**Brief**: Your task is to repeat the entries exactly. Leave the pictures out.

**Records for this exercise**:
::::::::

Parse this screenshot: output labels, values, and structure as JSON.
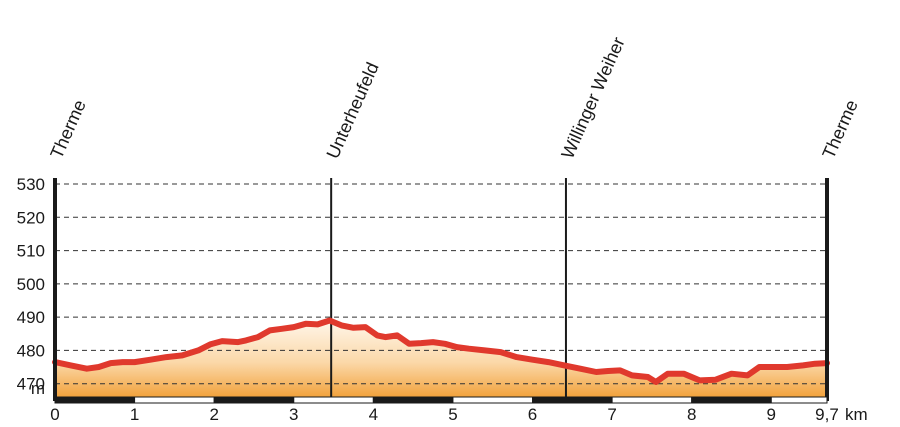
{
  "chart_data": {
    "type": "area",
    "ylabel": "m",
    "xunit": "km",
    "xlim": [
      0,
      9.7
    ],
    "ylim": [
      466,
      530
    ],
    "yticks": [
      470,
      480,
      490,
      500,
      510,
      520,
      530
    ],
    "xticks": [
      {
        "value": 0,
        "label": "0"
      },
      {
        "value": 1,
        "label": "1"
      },
      {
        "value": 2,
        "label": "2"
      },
      {
        "value": 3,
        "label": "3"
      },
      {
        "value": 4,
        "label": "4"
      },
      {
        "value": 5,
        "label": "5"
      },
      {
        "value": 6,
        "label": "6"
      },
      {
        "value": 7,
        "label": "7"
      },
      {
        "value": 8,
        "label": "8"
      },
      {
        "value": 9,
        "label": "9"
      },
      {
        "value": 9.7,
        "label": "9,7"
      }
    ],
    "waypoints": [
      {
        "name": "Therme",
        "km": 0
      },
      {
        "name": "Unterheufeld",
        "km": 3.47
      },
      {
        "name": "Willinger Weiher",
        "km": 6.42
      },
      {
        "name": "Therme",
        "km": 9.7
      }
    ],
    "grid": true,
    "colors": {
      "line": "#e0392d",
      "fill_top": "#fff6ea",
      "fill_bottom": "#f2a23c",
      "axis": "#1a1a1a"
    },
    "x": [
      0,
      0.2,
      0.4,
      0.55,
      0.7,
      0.85,
      1.0,
      1.2,
      1.4,
      1.6,
      1.8,
      1.95,
      2.1,
      2.3,
      2.4,
      2.55,
      2.7,
      2.85,
      3.0,
      3.15,
      3.3,
      3.45,
      3.6,
      3.75,
      3.9,
      4.05,
      4.15,
      4.3,
      4.45,
      4.6,
      4.75,
      4.9,
      5.05,
      5.2,
      5.4,
      5.6,
      5.8,
      6.0,
      6.2,
      6.4,
      6.6,
      6.8,
      6.95,
      7.1,
      7.25,
      7.45,
      7.55,
      7.7,
      7.9,
      8.1,
      8.3,
      8.5,
      8.7,
      8.85,
      9.0,
      9.2,
      9.4,
      9.55,
      9.7
    ],
    "y": [
      476.5,
      475.5,
      474.5,
      475,
      476.2,
      476.5,
      476.5,
      477.2,
      478,
      478.5,
      480,
      481.8,
      482.8,
      482.5,
      483,
      484,
      486,
      486.5,
      487,
      488,
      487.8,
      489,
      487.5,
      486.8,
      487,
      484.5,
      484,
      484.5,
      482,
      482.2,
      482.5,
      482,
      481,
      480.5,
      480,
      479.5,
      478,
      477.2,
      476.5,
      475.5,
      474.5,
      473.5,
      473.8,
      474,
      472.5,
      472,
      470.5,
      473,
      473,
      471,
      471.2,
      473,
      472.5,
      475,
      475,
      475,
      475.5,
      476,
      476.2
    ]
  }
}
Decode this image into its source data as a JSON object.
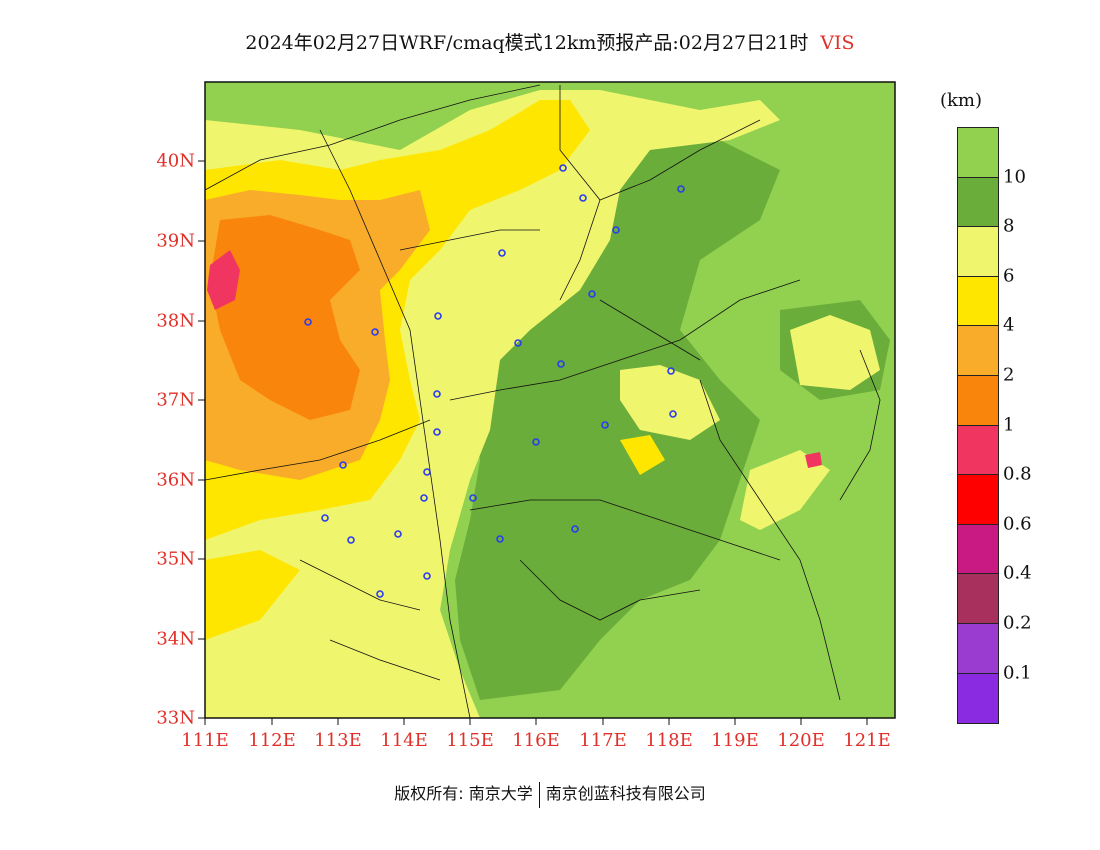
{
  "title": {
    "text": "2024年02月27日WRF/cmaq模式12km预报产品:02月27日21时",
    "variable": "VIS"
  },
  "axes": {
    "lat_labels": [
      "40N",
      "39N",
      "38N",
      "37N",
      "36N",
      "35N",
      "34N",
      "33N"
    ],
    "lon_labels": [
      "111E",
      "112E",
      "113E",
      "114E",
      "115E",
      "116E",
      "117E",
      "118E",
      "119E",
      "120E",
      "121E"
    ]
  },
  "legend": {
    "unit": "(km)",
    "labels": [
      "10",
      "8",
      "6",
      "4",
      "2",
      "1",
      "0.8",
      "0.6",
      "0.4",
      "0.2",
      "0.1"
    ],
    "colors": [
      "#92d050",
      "#6aad3a",
      "#f0f56e",
      "#ffe600",
      "#f9ac2a",
      "#f9850d",
      "#f03660",
      "#ff0000",
      "#c81a82",
      "#a8305c",
      "#9a3ccf",
      "#8a2be2"
    ]
  },
  "footer": {
    "left": "版权所有: 南京大学",
    "right": "南京创蓝科技有限公司"
  }
}
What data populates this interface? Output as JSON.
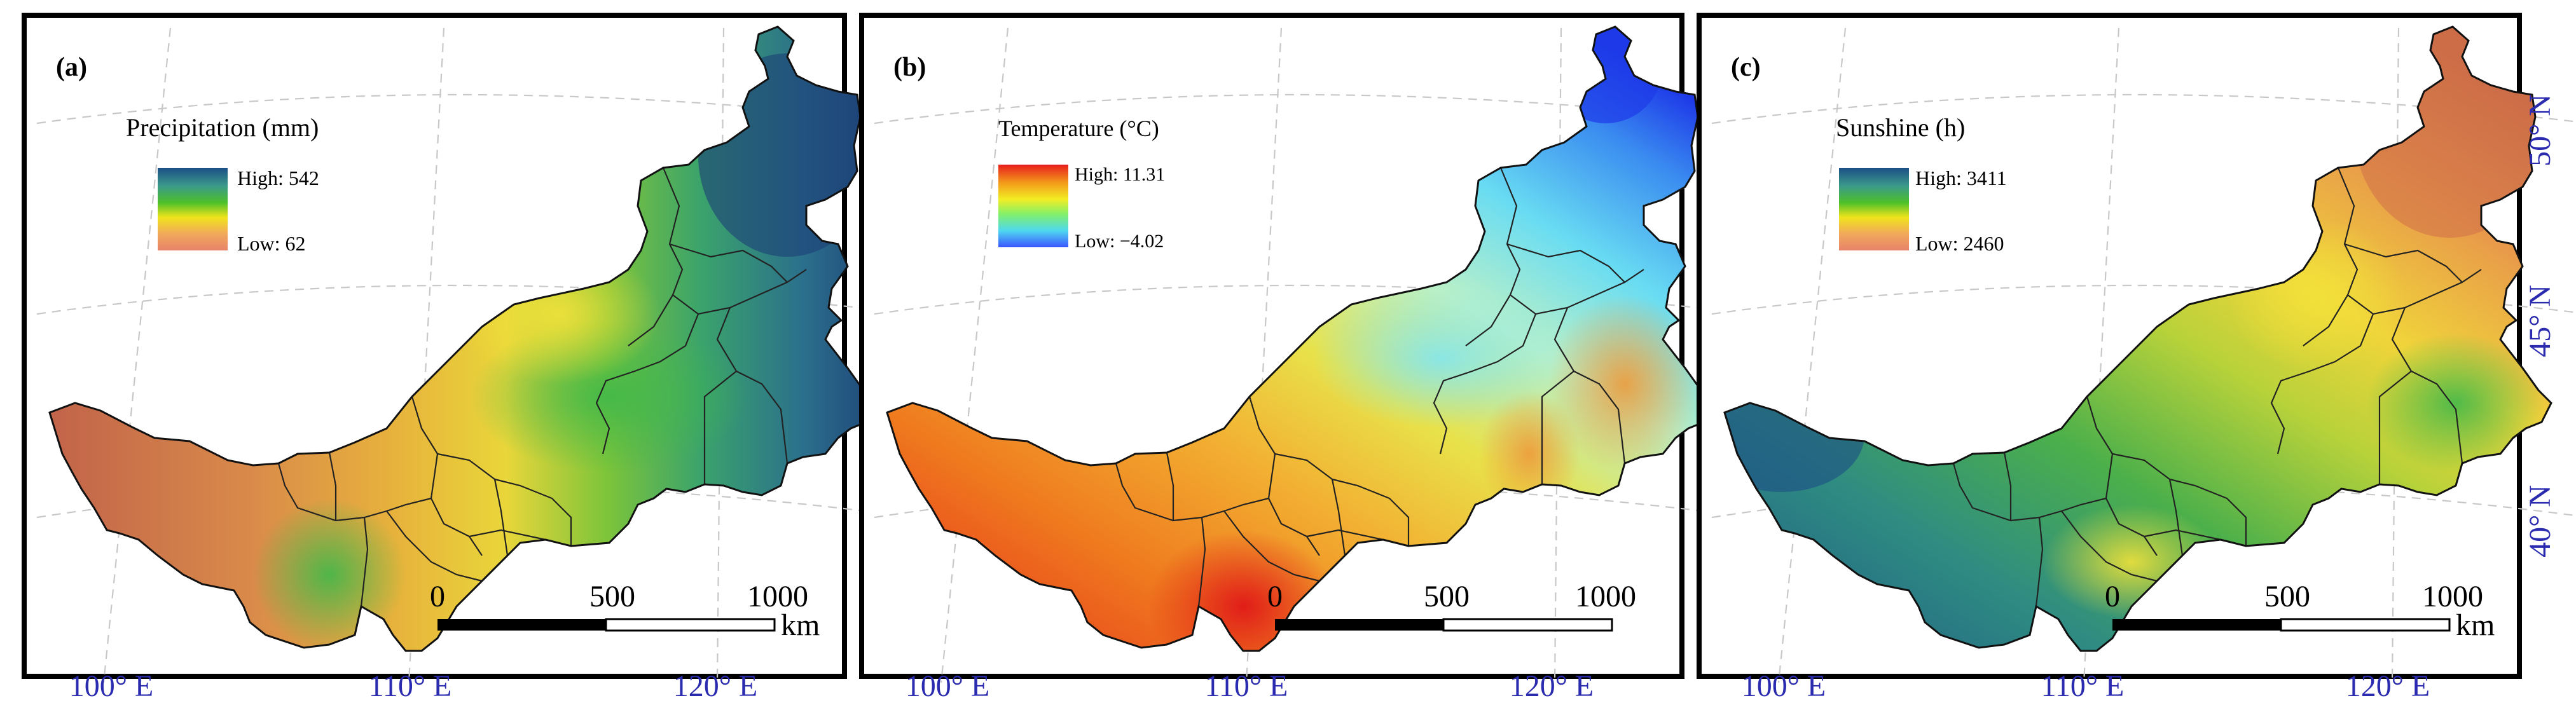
{
  "colors": {
    "axis_label": "#2b2bb0",
    "graticule": "#c8c8c8",
    "frame": "#000000"
  },
  "panels": [
    {
      "id": "a",
      "tag": "(a)",
      "title": "Precipitation (mm)",
      "legend_high": "High: 542",
      "legend_low": "Low:  62",
      "legend_colors": [
        "#1c4f86",
        "#3a9a8a",
        "#4cc02a",
        "#f0e41c",
        "#f1a85c",
        "#e8836a"
      ],
      "scale": {
        "ticks": [
          "0",
          "500",
          "1000"
        ],
        "unit": "km"
      }
    },
    {
      "id": "b",
      "tag": "(b)",
      "title": "Temperature (°C)",
      "legend_high": "High: 11.31",
      "legend_low": "Low: −4.02",
      "legend_colors": [
        "#e81d1d",
        "#f39a1a",
        "#f2ee24",
        "#82f06a",
        "#4fd8f0",
        "#3a55ff"
      ],
      "scale": {
        "ticks": [
          "0",
          "500",
          "1000"
        ],
        "unit": "km"
      }
    },
    {
      "id": "c",
      "tag": "(c)",
      "title": "Sunshine (h)",
      "legend_high": "High: 3411",
      "legend_low": "Low:  2460",
      "legend_colors": [
        "#1c4f86",
        "#3a9a8a",
        "#4cc02a",
        "#f0e41c",
        "#f1a85c",
        "#e8836a"
      ],
      "scale": {
        "ticks": [
          "0",
          "500",
          "1000"
        ],
        "unit": "km"
      }
    }
  ],
  "axes": {
    "longitude_labels": [
      "100° E",
      "110° E",
      "120° E"
    ],
    "latitude_labels": [
      "50° N",
      "45° N",
      "40° N"
    ]
  }
}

::::::::

**Exercise output**:
Parse this screenshot: output labels, values, and structure as JSON.
{
  "chart_data": {
    "type": "area",
    "ylabel": "m",
    "xunit": "km",
    "xlim": [
      0,
      9.7
    ],
    "ylim": [
      466,
      530
    ],
    "yticks": [
      470,
      480,
      490,
      500,
      510,
      520,
      530
    ],
    "xticks": [
      {
        "value": 0,
        "label": "0"
      },
      {
        "value": 1,
        "label": "1"
      },
      {
        "value": 2,
        "label": "2"
      },
      {
        "value": 3,
        "label": "3"
      },
      {
        "value": 4,
        "label": "4"
      },
      {
        "value": 5,
        "label": "5"
      },
      {
        "value": 6,
        "label": "6"
      },
      {
        "value": 7,
        "label": "7"
      },
      {
        "value": 8,
        "label": "8"
      },
      {
        "value": 9,
        "label": "9"
      },
      {
        "value": 9.7,
        "label": "9,7"
      }
    ],
    "waypoints": [
      {
        "name": "Therme",
        "km": 0
      },
      {
        "name": "Unterheufeld",
        "km": 3.47
      },
      {
        "name": "Willinger Weiher",
        "km": 6.42
      },
      {
        "name": "Therme",
        "km": 9.7
      }
    ],
    "grid": true,
    "colors": {
      "line": "#e0392d",
      "fill_top": "#fff6ea",
      "fill_bottom": "#f2a23c",
      "axis": "#1a1a1a"
    },
    "x": [
      0,
      0.2,
      0.4,
      0.55,
      0.7,
      0.85,
      1.0,
      1.2,
      1.4,
      1.6,
      1.8,
      1.95,
      2.1,
      2.3,
      2.4,
      2.55,
      2.7,
      2.85,
      3.0,
      3.15,
      3.3,
      3.45,
      3.6,
      3.75,
      3.9,
      4.05,
      4.15,
      4.3,
      4.45,
      4.6,
      4.75,
      4.9,
      5.05,
      5.2,
      5.4,
      5.6,
      5.8,
      6.0,
      6.2,
      6.4,
      6.6,
      6.8,
      6.95,
      7.1,
      7.25,
      7.45,
      7.55,
      7.7,
      7.9,
      8.1,
      8.3,
      8.5,
      8.7,
      8.85,
      9.0,
      9.2,
      9.4,
      9.55,
      9.7
    ],
    "y": [
      476.5,
      475.5,
      474.5,
      475,
      476.2,
      476.5,
      476.5,
      477.2,
      478,
      478.5,
      480,
      481.8,
      482.8,
      482.5,
      483,
      484,
      486,
      486.5,
      487,
      488,
      487.8,
      489,
      487.5,
      486.8,
      487,
      484.5,
      484,
      484.5,
      482,
      482.2,
      482.5,
      482,
      481,
      480.5,
      480,
      479.5,
      478,
      477.2,
      476.5,
      475.5,
      474.5,
      473.5,
      473.8,
      474,
      472.5,
      472,
      470.5,
      473,
      473,
      471,
      471.2,
      473,
      472.5,
      475,
      475,
      475,
      475.5,
      476,
      476.2
    ]
  }
}
Decode this image into its source data as a JSON object.
{
  "title": {
    "text": "2024年02月27日WRF/cmaq模式12km预报产品:02月27日21时",
    "variable": "VIS"
  },
  "axes": {
    "lat_labels": [
      "40N",
      "39N",
      "38N",
      "37N",
      "36N",
      "35N",
      "34N",
      "33N"
    ],
    "lon_labels": [
      "111E",
      "112E",
      "113E",
      "114E",
      "115E",
      "116E",
      "117E",
      "118E",
      "119E",
      "120E",
      "121E"
    ]
  },
  "legend": {
    "unit": "(km)",
    "labels": [
      "10",
      "8",
      "6",
      "4",
      "2",
      "1",
      "0.8",
      "0.6",
      "0.4",
      "0.2",
      "0.1"
    ],
    "colors": [
      "#92d050",
      "#6aad3a",
      "#f0f56e",
      "#ffe600",
      "#f9ac2a",
      "#f9850d",
      "#f03660",
      "#ff0000",
      "#c81a82",
      "#a8305c",
      "#9a3ccf",
      "#8a2be2"
    ]
  },
  "footer": {
    "left": "版权所有: 南京大学",
    "right": "南京创蓝科技有限公司"
  }
}
What data populates this interface? Output as JSON.
{
  "colors": {
    "axis_label": "#2b2bb0",
    "graticule": "#c8c8c8",
    "frame": "#000000"
  },
  "panels": [
    {
      "id": "a",
      "tag": "(a)",
      "title": "Precipitation (mm)",
      "legend_high": "High: 542",
      "legend_low": "Low:  62",
      "legend_colors": [
        "#1c4f86",
        "#3a9a8a",
        "#4cc02a",
        "#f0e41c",
        "#f1a85c",
        "#e8836a"
      ],
      "scale": {
        "ticks": [
          "0",
          "500",
          "1000"
        ],
        "unit": "km"
      }
    },
    {
      "id": "b",
      "tag": "(b)",
      "title": "Temperature (°C)",
      "legend_high": "High: 11.31",
      "legend_low": "Low: −4.02",
      "legend_colors": [
        "#e81d1d",
        "#f39a1a",
        "#f2ee24",
        "#82f06a",
        "#4fd8f0",
        "#3a55ff"
      ],
      "scale": {
        "ticks": [
          "0",
          "500",
          "1000"
        ],
        "unit": "km"
      }
    },
    {
      "id": "c",
      "tag": "(c)",
      "title": "Sunshine (h)",
      "legend_high": "High: 3411",
      "legend_low": "Low:  2460",
      "legend_colors": [
        "#1c4f86",
        "#3a9a8a",
        "#4cc02a",
        "#f0e41c",
        "#f1a85c",
        "#e8836a"
      ],
      "scale": {
        "ticks": [
          "0",
          "500",
          "1000"
        ],
        "unit": "km"
      }
    }
  ],
  "axes": {
    "longitude_labels": [
      "100° E",
      "110° E",
      "120° E"
    ],
    "latitude_labels": [
      "50° N",
      "45° N",
      "40° N"
    ]
  }
}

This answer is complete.